-- Given information start --

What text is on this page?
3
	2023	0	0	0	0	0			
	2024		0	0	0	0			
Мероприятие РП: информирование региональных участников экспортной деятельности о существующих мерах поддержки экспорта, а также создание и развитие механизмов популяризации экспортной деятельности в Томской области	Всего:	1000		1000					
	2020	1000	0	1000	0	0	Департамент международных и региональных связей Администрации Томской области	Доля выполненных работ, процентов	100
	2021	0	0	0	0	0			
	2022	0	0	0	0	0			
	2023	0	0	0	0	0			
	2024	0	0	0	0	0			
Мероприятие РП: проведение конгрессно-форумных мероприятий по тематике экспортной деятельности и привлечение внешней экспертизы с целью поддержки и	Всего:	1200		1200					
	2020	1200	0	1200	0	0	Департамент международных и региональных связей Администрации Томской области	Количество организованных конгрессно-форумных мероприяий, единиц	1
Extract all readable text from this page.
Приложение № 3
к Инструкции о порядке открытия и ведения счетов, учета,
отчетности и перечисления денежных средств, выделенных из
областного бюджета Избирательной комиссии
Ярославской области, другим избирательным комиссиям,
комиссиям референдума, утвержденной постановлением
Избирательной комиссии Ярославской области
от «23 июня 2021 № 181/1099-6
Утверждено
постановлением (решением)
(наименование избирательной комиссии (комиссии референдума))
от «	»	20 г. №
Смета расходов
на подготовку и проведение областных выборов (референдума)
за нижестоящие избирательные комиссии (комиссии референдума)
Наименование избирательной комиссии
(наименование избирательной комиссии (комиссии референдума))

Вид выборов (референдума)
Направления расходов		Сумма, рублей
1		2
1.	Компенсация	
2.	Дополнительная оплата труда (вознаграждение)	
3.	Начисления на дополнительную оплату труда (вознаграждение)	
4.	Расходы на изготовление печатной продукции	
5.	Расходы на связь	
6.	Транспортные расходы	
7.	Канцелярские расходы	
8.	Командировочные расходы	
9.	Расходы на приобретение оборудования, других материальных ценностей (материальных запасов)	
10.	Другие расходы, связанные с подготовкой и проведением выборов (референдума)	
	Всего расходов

-- Given information end --

Copy, from the material, each line that holds the string "this".

What text is on this page?
Extract all readable text from this page.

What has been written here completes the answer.